Stored records:
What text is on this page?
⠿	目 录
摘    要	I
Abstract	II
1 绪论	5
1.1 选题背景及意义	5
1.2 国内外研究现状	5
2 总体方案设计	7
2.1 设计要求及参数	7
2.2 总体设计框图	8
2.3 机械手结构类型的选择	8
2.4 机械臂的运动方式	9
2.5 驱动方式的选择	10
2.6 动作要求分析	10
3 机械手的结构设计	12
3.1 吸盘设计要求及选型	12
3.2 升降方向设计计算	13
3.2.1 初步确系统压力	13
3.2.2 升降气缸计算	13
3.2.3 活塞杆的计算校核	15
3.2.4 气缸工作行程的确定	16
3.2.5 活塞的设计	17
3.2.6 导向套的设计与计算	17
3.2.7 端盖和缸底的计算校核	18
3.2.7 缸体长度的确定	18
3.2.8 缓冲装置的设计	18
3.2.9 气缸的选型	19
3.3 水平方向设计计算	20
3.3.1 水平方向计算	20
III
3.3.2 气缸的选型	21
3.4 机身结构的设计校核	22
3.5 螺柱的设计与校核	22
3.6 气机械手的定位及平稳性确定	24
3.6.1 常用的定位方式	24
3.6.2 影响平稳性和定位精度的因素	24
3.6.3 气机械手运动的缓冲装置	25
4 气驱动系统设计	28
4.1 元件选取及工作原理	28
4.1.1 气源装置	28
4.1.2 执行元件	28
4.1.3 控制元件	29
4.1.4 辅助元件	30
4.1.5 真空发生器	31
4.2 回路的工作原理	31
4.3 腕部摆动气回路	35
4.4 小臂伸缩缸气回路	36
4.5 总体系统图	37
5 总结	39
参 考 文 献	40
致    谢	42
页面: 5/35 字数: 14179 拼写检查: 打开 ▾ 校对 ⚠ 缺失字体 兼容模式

» **TO DO**: Every record above needs to be repeated word for word.

» **SOLUTION TO THIS TASK**:
What text is on this page?
⠿	目 录
摘    要	I
Abstract	II
1 绪论	5
1.1 选题背景及意义	5
1.2 国内外研究现状	5
2 总体方案设计	7
2.1 设计要求及参数	7
2.2 总体设计框图	8
2.3 机械手结构类型的选择	8
2.4 机械臂的运动方式	9
2.5 驱动方式的选择	10
2.6 动作要求分析	10
3 机械手的结构设计	12
3.1 吸盘设计要求及选型	12
3.2 升降方向设计计算	13
3.2.1 初步确系统压力	13
3.2.2 升降气缸计算	13
3.2.3 活塞杆的计算校核	15
3.2.4 气缸工作行程的确定	16
3.2.5 活塞的设计	17
3.2.6 导向套的设计与计算	17
3.2.7 端盖和缸底的计算校核	18
3.2.7 缸体长度的确定	18
3.2.8 缓冲装置的设计	18
3.2.9 气缸的选型	19
3.3 水平方向设计计算	20
3.3.1 水平方向计算	20
III
3.3.2 气缸的选型	21
3.4 机身结构的设计校核	22
3.5 螺柱的设计与校核	22
3.6 气机械手的定位及平稳性确定	24
3.6.1 常用的定位方式	24
3.6.2 影响平稳性和定位精度的因素	24
3.6.3 气机械手运动的缓冲装置	25
4 气驱动系统设计	28
4.1 元件选取及工作原理	28
4.1.1 气源装置	28
4.1.2 执行元件	28
4.1.3 控制元件	29
4.1.4 辅助元件	30
4.1.5 真空发生器	31
4.2 回路的工作原理	31
4.3 腕部摆动气回路	35
4.4 小臂伸缩缸气回路	36
4.5 总体系统图	37
5 总结	39
参 考 文 献	40
致    谢	42
页面: 5/35 字数: 14179 拼写检查: 打开 ▾ 校对 ⚠ 缺失字体 兼容模式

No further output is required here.